## Aim
Can you transcribe every record below exactly as it appears?

::::

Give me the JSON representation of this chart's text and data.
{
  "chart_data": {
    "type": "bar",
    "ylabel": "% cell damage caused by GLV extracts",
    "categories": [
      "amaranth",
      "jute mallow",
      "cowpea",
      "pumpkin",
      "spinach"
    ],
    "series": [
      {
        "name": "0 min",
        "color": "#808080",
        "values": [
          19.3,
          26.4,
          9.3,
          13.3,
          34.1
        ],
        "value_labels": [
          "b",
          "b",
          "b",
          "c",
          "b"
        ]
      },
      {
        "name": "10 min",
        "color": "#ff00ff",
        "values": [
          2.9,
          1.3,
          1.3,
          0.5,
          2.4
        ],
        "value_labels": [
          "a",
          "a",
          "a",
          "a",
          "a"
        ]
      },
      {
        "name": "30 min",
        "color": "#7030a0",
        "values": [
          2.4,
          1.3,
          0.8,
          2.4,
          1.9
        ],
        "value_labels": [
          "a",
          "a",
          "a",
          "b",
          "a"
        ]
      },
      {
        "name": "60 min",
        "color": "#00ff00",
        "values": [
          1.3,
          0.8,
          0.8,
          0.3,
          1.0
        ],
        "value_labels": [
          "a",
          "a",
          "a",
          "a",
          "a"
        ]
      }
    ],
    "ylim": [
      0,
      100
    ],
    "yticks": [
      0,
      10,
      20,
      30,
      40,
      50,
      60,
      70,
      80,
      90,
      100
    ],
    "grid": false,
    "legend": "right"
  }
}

::::

## Task solution
Give me the JSON representation of this chart's text and data.
{
  "chart_data": {
    "type": "bar",
    "ylabel": "% cell damage caused by GLV extracts",
    "categories": [
      "amaranth",
      "jute mallow",
      "cowpea",
      "pumpkin",
      "spinach"
    ],
    "series": [
      {
        "name": "0 min",
        "color": "#808080",
        "values": [
          19.3,
          26.4,
          9.3,
          13.3,
          34.1
        ],
        "value_labels": [
          "b",
          "b",
          "b",
          "c",
          "b"
        ]
      },
      {
        "name": "10 min",
        "color": "#ff00ff",
        "values": [
          2.9,
          1.3,
          1.3,
          0.5,
          2.4
        ],
        "value_labels": [
          "a",
          "a",
          "a",
          "a",
          "a"
        ]
      },
      {
        "name": "30 min",
        "color": "#7030a0",
        "values": [
          2.4,
          1.3,
          0.8,
          2.4,
          1.9
        ],
        "value_labels": [
          "a",
          "a",
          "a",
          "b",
          "a"
        ]
      },
      {
        "name": "60 min",
        "color": "#00ff00",
        "values": [
          1.3,
          0.8,
          0.8,
          0.3,
          1.0
        ],
        "value_labels": [
          "a",
          "a",
          "a",
          "a",
          "a"
        ]
      }
    ],
    "ylim": [
      0,
      100
    ],
    "yticks": [
      0,
      10,
      20,
      30,
      40,
      50,
      60,
      70,
      80,
      90,
      100
    ],
    "grid": false,
    "legend": "right"
  }
}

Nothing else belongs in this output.